BRIEF => Below are some records: retype them all exactly, but not the pictures.

======

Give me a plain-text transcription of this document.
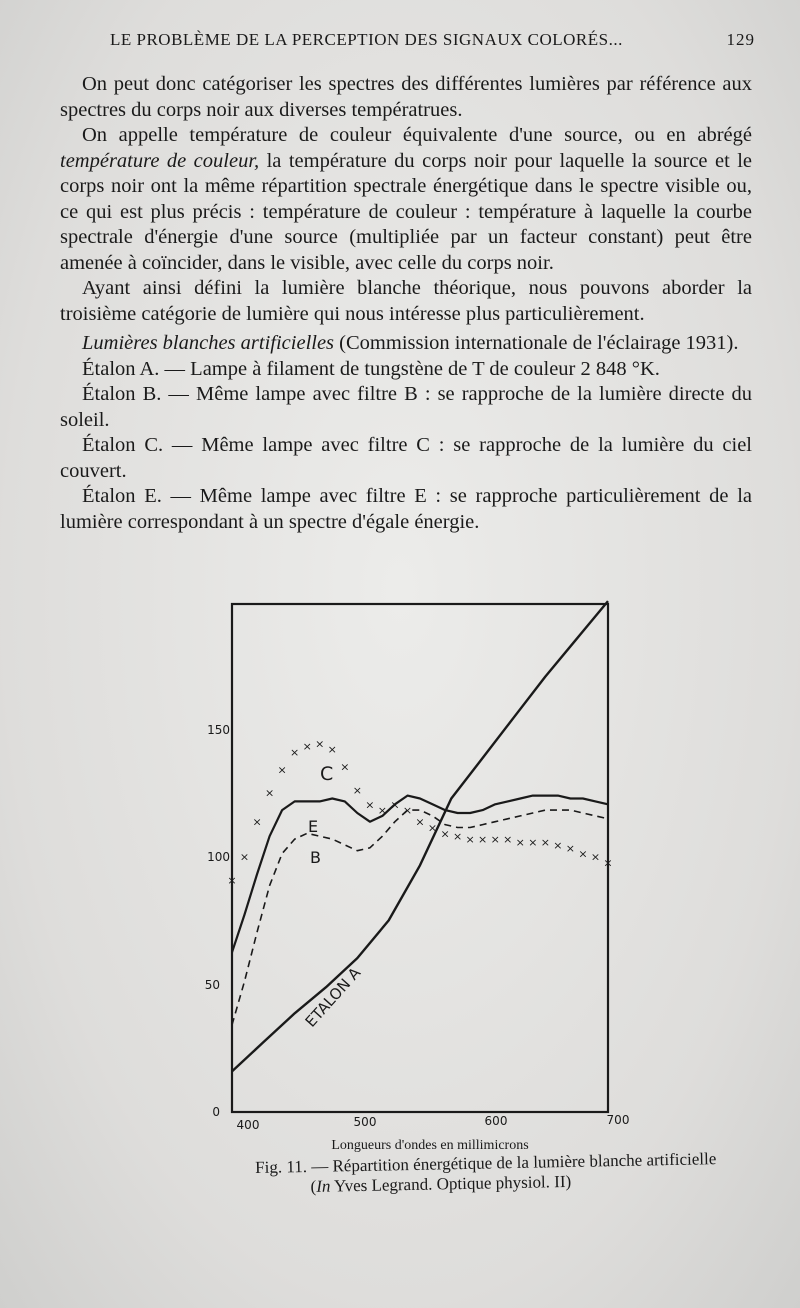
LE PROBLÈME DE LA PERCEPTION DES SIGNAUX COLORÉS...	129

On peut donc catégoriser les spectres des différentes lumières par référence aux spectres du corps noir aux diverses températrues.

On appelle température de couleur équivalente d'une source, ou en abrégé température de couleur, la température du corps noir pour laquelle la source et le corps noir ont la même répartition spectrale énergétique dans le spectre visible ou, ce qui est plus précis : température de couleur : température à laquelle la courbe spectrale d'énergie d'une source (multipliée par un facteur constant) peut être amenée à coïncider, dans le visible, avec celle du corps noir.

Ayant ainsi défini la lumière blanche théorique, nous pouvons aborder la troisième catégorie de lumière qui nous intéresse plus particulièrement.

Lumières blanches artificielles (Commission internationale de l'éclairage 1931).

Étalon A. — Lampe à filament de tungstène de T de couleur 2 848 °K.

Étalon B. — Même lampe avec filtre B : se rapproche de la lumière directe du soleil.

Étalon C. — Même lampe avec filtre C : se rapproche de la lumière du ciel couvert.

Étalon E. — Même lampe avec filtre E : se rapproche particulièrement de la lumière correspondant à un spectre d'égale énergie.

×
×
×
×
×
× × × ×
×
×
× × × ×
× × × × × × × × × × × × × × × ×
0
50
100
150
400	500	600	700
C
E
B
ETALON A
Longueurs d'ondes en millimicrons
Fig. 11. — Répartition énergétique de la lumière blanche artificielle
(In Yves Legrand. Optique physiol. II)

======

ANSWER TO THIS PROBLEM =>
Give me a plain-text transcription of this document.
LE PROBLÈME DE LA PERCEPTION DES SIGNAUX COLORÉS...	129

On peut donc catégoriser les spectres des différentes lumières par référence aux spectres du corps noir aux diverses températrues.

On appelle température de couleur équivalente d'une source, ou en abrégé température de couleur, la température du corps noir pour laquelle la source et le corps noir ont la même répartition spectrale énergétique dans le spectre visible ou, ce qui est plus précis : température de couleur : température à laquelle la courbe spectrale d'énergie d'une source (multipliée par un facteur constant) peut être amenée à coïncider, dans le visible, avec celle du corps noir.

Ayant ainsi défini la lumière blanche théorique, nous pouvons aborder la troisième catégorie de lumière qui nous intéresse plus particulièrement.

Lumières blanches artificielles (Commission internationale de l'éclairage 1931).

Étalon A. — Lampe à filament de tungstène de T de couleur 2 848 °K.

Étalon B. — Même lampe avec filtre B : se rapproche de la lumière directe du soleil.

Étalon C. — Même lampe avec filtre C : se rapproche de la lumière du ciel couvert.

Étalon E. — Même lampe avec filtre E : se rapproche particulièrement de la lumière correspondant à un spectre d'égale énergie.

×
×
×
×
×
× × × ×
×
×
× × × ×
× × × × × × × × × × × × × × × ×
0
50
100
150
400	500	600	700
C
E
B
ETALON A
Longueurs d'ondes en millimicrons
Fig. 11. — Répartition énergétique de la lumière blanche artificielle
(In Yves Legrand. Optique physiol. II)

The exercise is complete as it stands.